### GIVEN INSTRUCTION
Filter this material down to the lines that hold "Warmer", copying each one.

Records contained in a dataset
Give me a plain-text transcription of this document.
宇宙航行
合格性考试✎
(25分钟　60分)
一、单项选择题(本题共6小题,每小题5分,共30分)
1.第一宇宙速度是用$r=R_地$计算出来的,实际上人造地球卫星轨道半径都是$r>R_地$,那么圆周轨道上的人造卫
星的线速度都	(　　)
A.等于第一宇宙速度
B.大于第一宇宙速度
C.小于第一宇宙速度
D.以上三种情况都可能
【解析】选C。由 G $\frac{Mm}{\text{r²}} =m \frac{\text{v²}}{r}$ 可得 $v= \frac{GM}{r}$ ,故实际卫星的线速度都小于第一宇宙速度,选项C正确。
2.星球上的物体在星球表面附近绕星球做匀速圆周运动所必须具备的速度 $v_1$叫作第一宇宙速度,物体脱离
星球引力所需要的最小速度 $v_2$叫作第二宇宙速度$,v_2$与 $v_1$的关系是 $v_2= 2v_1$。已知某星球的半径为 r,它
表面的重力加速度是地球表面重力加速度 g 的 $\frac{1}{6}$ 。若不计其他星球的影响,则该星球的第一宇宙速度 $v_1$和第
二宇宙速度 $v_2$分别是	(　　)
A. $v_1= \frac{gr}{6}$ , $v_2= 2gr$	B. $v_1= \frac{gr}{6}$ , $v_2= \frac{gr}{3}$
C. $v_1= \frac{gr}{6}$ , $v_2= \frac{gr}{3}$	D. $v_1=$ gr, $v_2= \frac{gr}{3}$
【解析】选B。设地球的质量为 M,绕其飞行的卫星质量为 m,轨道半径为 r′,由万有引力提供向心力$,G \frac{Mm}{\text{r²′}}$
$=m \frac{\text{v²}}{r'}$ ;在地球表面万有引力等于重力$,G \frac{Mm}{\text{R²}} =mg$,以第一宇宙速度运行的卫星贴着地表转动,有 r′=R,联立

==

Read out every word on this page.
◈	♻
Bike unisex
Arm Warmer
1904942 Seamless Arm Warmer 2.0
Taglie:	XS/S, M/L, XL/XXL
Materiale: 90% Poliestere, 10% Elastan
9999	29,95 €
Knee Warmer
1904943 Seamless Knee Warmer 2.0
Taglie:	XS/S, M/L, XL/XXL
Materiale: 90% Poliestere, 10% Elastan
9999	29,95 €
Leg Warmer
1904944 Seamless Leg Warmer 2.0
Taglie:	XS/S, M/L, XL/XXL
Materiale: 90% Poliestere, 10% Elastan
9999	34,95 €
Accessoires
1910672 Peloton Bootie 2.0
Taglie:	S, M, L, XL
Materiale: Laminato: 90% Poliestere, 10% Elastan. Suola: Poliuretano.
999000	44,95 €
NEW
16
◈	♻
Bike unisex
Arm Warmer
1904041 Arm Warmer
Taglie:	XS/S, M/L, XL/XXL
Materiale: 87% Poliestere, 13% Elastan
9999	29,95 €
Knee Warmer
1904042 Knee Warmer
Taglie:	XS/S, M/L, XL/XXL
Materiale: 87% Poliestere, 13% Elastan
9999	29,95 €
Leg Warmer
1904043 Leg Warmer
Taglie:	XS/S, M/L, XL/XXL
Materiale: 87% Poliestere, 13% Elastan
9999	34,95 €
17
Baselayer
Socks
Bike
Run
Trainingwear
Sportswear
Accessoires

### FULL OUTPUT
Arm Warmer
1904942 Seamless Arm Warmer 2.0
Knee Warmer
1904943 Seamless Knee Warmer 2.0
Leg Warmer
1904944 Seamless Leg Warmer 2.0
Arm Warmer
1904041 Arm Warmer
Knee Warmer
1904042 Knee Warmer
Leg Warmer
1904043 Leg Warmer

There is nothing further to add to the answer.